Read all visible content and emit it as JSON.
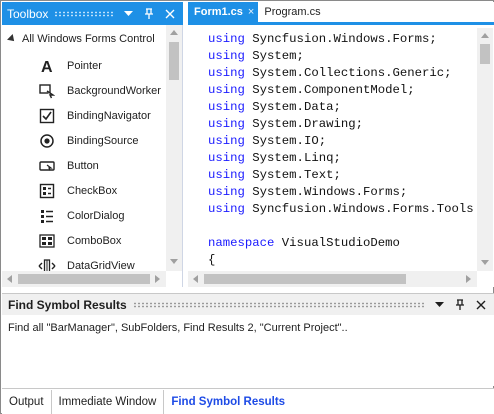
{
  "toolbox": {
    "title": "Toolbox",
    "category": "All Windows Forms Control",
    "items": [
      {
        "label": "Pointer",
        "icon": "pointer-icon"
      },
      {
        "label": "BackgroundWorker",
        "icon": "background-worker-icon"
      },
      {
        "label": "BindingNavigator",
        "icon": "binding-navigator-icon"
      },
      {
        "label": "BindingSource",
        "icon": "binding-source-icon"
      },
      {
        "label": "Button",
        "icon": "button-icon"
      },
      {
        "label": "CheckBox",
        "icon": "checkbox-icon"
      },
      {
        "label": "ColorDialog",
        "icon": "color-dialog-icon"
      },
      {
        "label": "ComboBox",
        "icon": "combobox-icon"
      },
      {
        "label": "DataGridView",
        "icon": "datagridview-icon"
      }
    ]
  },
  "editor": {
    "tabs": [
      {
        "label": "Form1.cs",
        "close": "×",
        "active": true
      },
      {
        "label": "Program.cs",
        "active": false
      }
    ],
    "lines": [
      {
        "kw": "using",
        "rest": " Syncfusion.Windows.Forms;"
      },
      {
        "kw": "using",
        "rest": " System;"
      },
      {
        "kw": "using",
        "rest": " System.Collections.Generic;"
      },
      {
        "kw": "using",
        "rest": " System.ComponentModel;"
      },
      {
        "kw": "using",
        "rest": " System.Data;"
      },
      {
        "kw": "using",
        "rest": " System.Drawing;"
      },
      {
        "kw": "using",
        "rest": " System.IO;"
      },
      {
        "kw": "using",
        "rest": " System.Linq;"
      },
      {
        "kw": "using",
        "rest": " System.Text;"
      },
      {
        "kw": "using",
        "rest": " System.Windows.Forms;"
      },
      {
        "kw": "using",
        "rest": " Syncfusion.Windows.Forms.Tools;"
      },
      {
        "kw": "",
        "rest": ""
      },
      {
        "kw": "namespace",
        "rest": " VisualStudioDemo"
      },
      {
        "kw": "",
        "rest": "{"
      }
    ]
  },
  "results": {
    "title": "Find Symbol Results",
    "text": "Find all \"BarManager\", SubFolders, Find Results 2, \"Current Project\".."
  },
  "bottom_tabs": [
    {
      "label": "Output",
      "active": false
    },
    {
      "label": "Immediate Window",
      "active": false
    },
    {
      "label": "Find Symbol Results",
      "active": true
    }
  ],
  "colors": {
    "accent": "#1e90e6",
    "keyword": "#1a1aff",
    "active_tab_text": "#1e4be6"
  }
}
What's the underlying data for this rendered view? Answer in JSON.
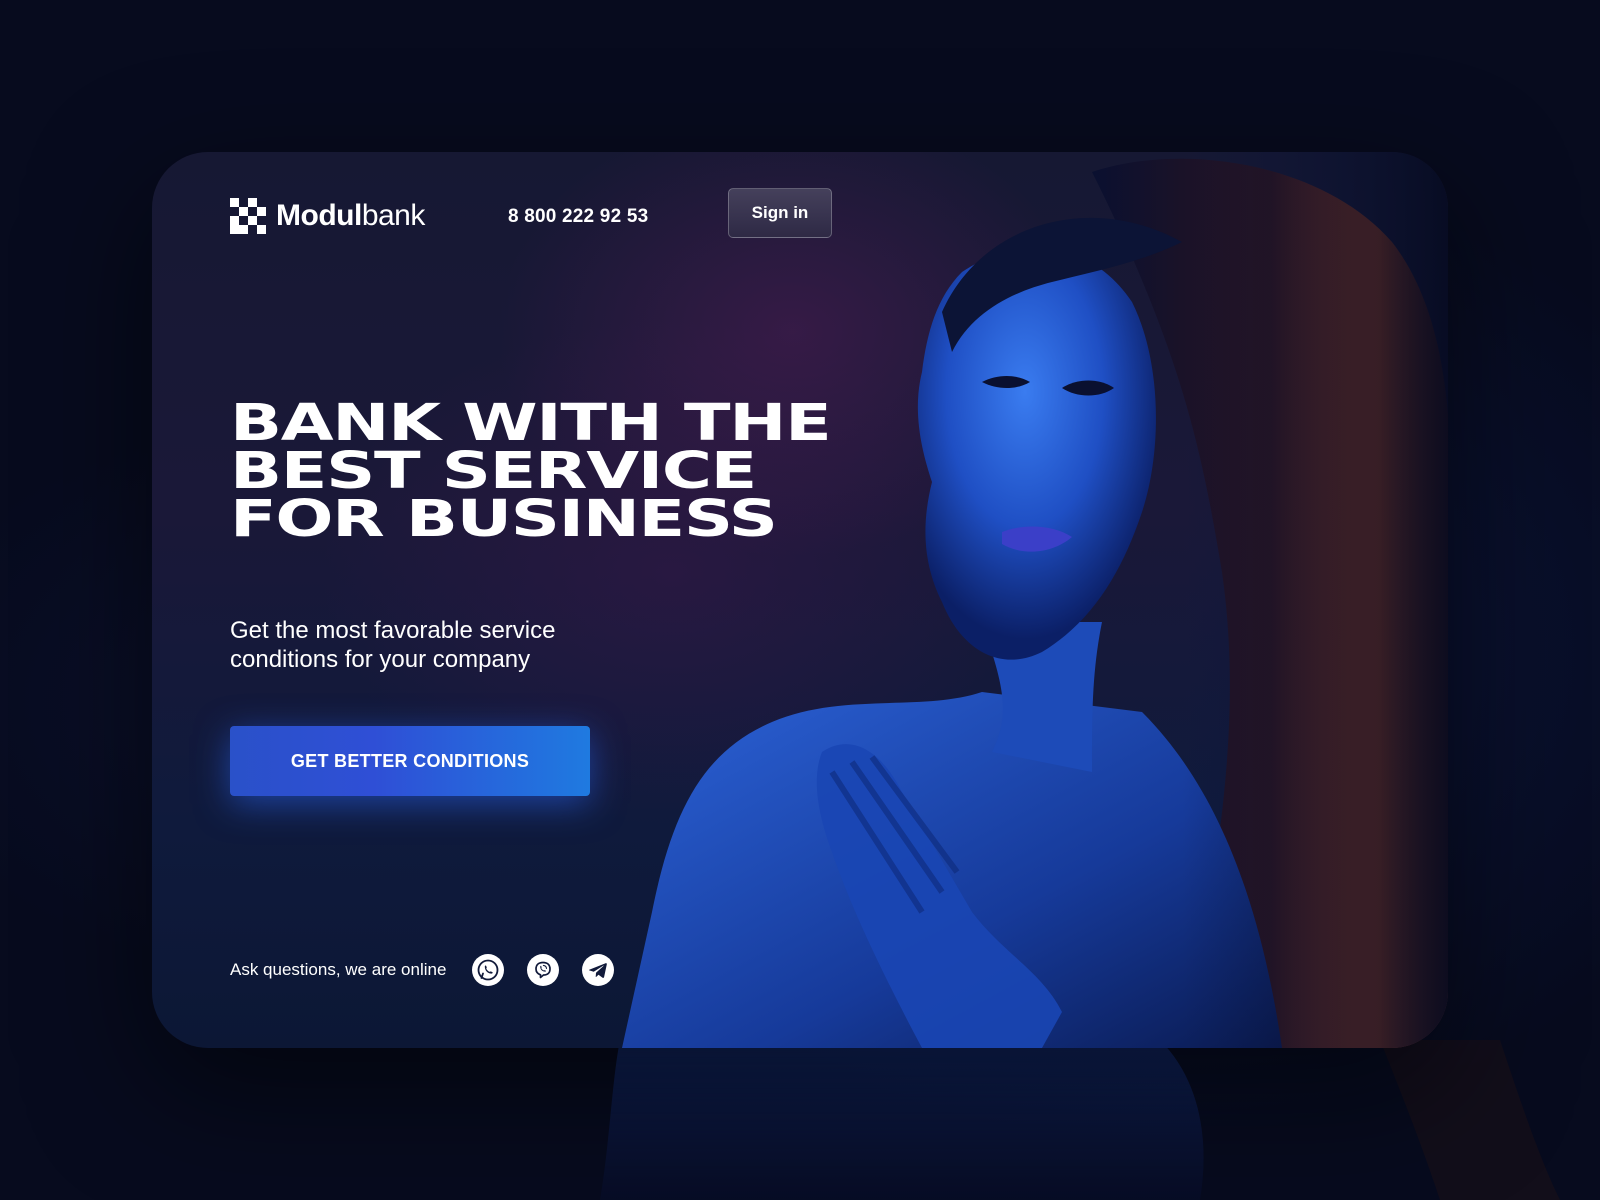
{
  "brand": {
    "name_bold": "Modul",
    "name_light": "bank"
  },
  "header": {
    "phone": "8 800 222 92 53",
    "signin_label": "Sign in"
  },
  "hero": {
    "headline_lines": [
      "BANK WITH THE",
      "BEST SERVICE",
      "FOR BUSINESS"
    ],
    "subtitle_line1": "Get the most favorable service",
    "subtitle_line2": "conditions for your company",
    "cta_label": "GET BETTER CONDITIONS"
  },
  "contact": {
    "label": "Ask questions, we are online",
    "channels": [
      "whatsapp-icon",
      "viber-icon",
      "telegram-icon"
    ]
  },
  "colors": {
    "page_bg": "#070b1e",
    "card_bg": "#161833",
    "cta": "#2a51c9",
    "cta_end": "#1f7ae0",
    "text": "#ffffff"
  }
}
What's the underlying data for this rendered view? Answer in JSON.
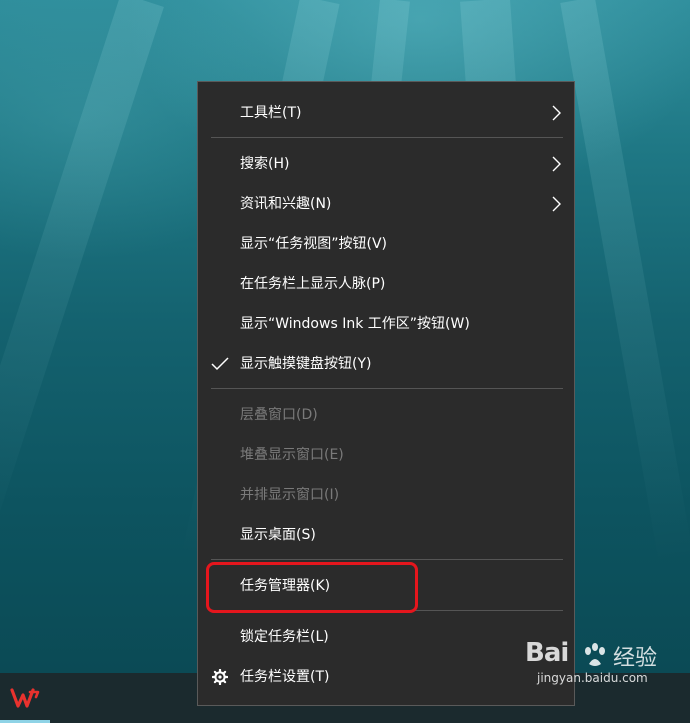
{
  "context_menu": {
    "items": [
      {
        "label": "工具栏(T)",
        "submenu": true
      },
      {
        "label": "搜索(H)",
        "submenu": true
      },
      {
        "label": "资讯和兴趣(N)",
        "submenu": true
      },
      {
        "label": "显示“任务视图”按钮(V)"
      },
      {
        "label": "在任务栏上显示人脉(P)"
      },
      {
        "label": "显示“Windows Ink 工作区”按钮(W)"
      },
      {
        "label": "显示触摸键盘按钮(Y)",
        "checked": true
      },
      {
        "label": "层叠窗口(D)",
        "disabled": true
      },
      {
        "label": "堆叠显示窗口(E)",
        "disabled": true
      },
      {
        "label": "并排显示窗口(I)",
        "disabled": true
      },
      {
        "label": "显示桌面(S)"
      },
      {
        "label": "任务管理器(K)",
        "highlighted": true
      },
      {
        "label": "锁定任务栏(L)"
      },
      {
        "label": "任务栏设置(T)",
        "icon": "gear-icon"
      }
    ]
  },
  "taskbar": {
    "app_icon": "wps-logo-icon"
  },
  "watermark": {
    "brand": "Bai",
    "brand_cn": "经验",
    "url": "jingyan.baidu.com"
  },
  "colors": {
    "menu_bg": "#2b2b2b",
    "highlight": "#e5161d",
    "disabled_text": "#7a7a7a"
  }
}
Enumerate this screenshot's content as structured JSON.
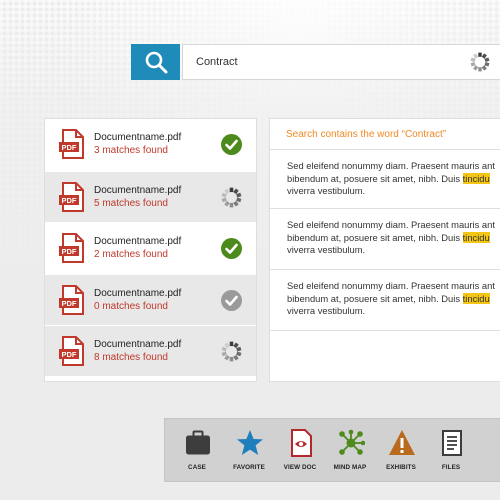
{
  "search": {
    "query": "Contract"
  },
  "results": [
    {
      "name": "Documentname.pdf",
      "matches": "3 matches found",
      "status": "done"
    },
    {
      "name": "Documentname.pdf",
      "matches": "5 matches found",
      "status": "loading"
    },
    {
      "name": "Documentname.pdf",
      "matches": "2 matches found",
      "status": "done"
    },
    {
      "name": "Documentname.pdf",
      "matches": "0 matches found",
      "status": "done-grey"
    },
    {
      "name": "Documentname.pdf",
      "matches": "8 matches found",
      "status": "loading"
    }
  ],
  "preview": {
    "title": "Search contains the word “Contract”",
    "snippets": [
      {
        "line1": "Sed eleifend nonummy diam. Praesent mauris ant",
        "line2a": "bibendum at, posuere sit amet, nibh. Duis ",
        "highlight": "tincidu",
        "line3": "viverra vestibulum."
      },
      {
        "line1": "Sed eleifend nonummy diam. Praesent mauris ant",
        "line2a": "bibendum at, posuere sit amet, nibh. Duis ",
        "highlight": "tincidu",
        "line3": "viverra vestibulum."
      },
      {
        "line1": "Sed eleifend nonummy diam. Praesent mauris ant",
        "line2a": "bibendum at, posuere sit amet, nibh. Duis ",
        "highlight": "tincidu",
        "line3": "viverra vestibulum."
      }
    ]
  },
  "toolbar": {
    "case": "CASE",
    "favorite": "FAVORITE",
    "view_doc": "VIEW DOC",
    "mind_map": "MIND MAP",
    "exhibits": "EXHIBITS",
    "files": "FILES"
  },
  "colors": {
    "accent_blue": "#1e8bb8",
    "pdf_red": "#c0392b",
    "check_green": "#4c8a1e",
    "title_orange": "#f08a24",
    "highlight_yellow": "#f3c515"
  },
  "icons": [
    "search-icon",
    "spinner-icon",
    "pdf-icon",
    "check-icon",
    "briefcase-icon",
    "star-icon",
    "view-doc-icon",
    "mind-map-icon",
    "warning-icon",
    "files-icon"
  ]
}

-=-=-=-=-

# [INSTRUCTIONS FOR THE TASK]
In the entries above, find each line with the string "matches" and copy it.

# [SOLUTION FOR THIS PROBLEM]
      "matches": "3 matches found",
      "matches": "5 matches found",
      "matches": "2 matches found",
      "matches": "0 matches found",
      "matches": "8 matches found",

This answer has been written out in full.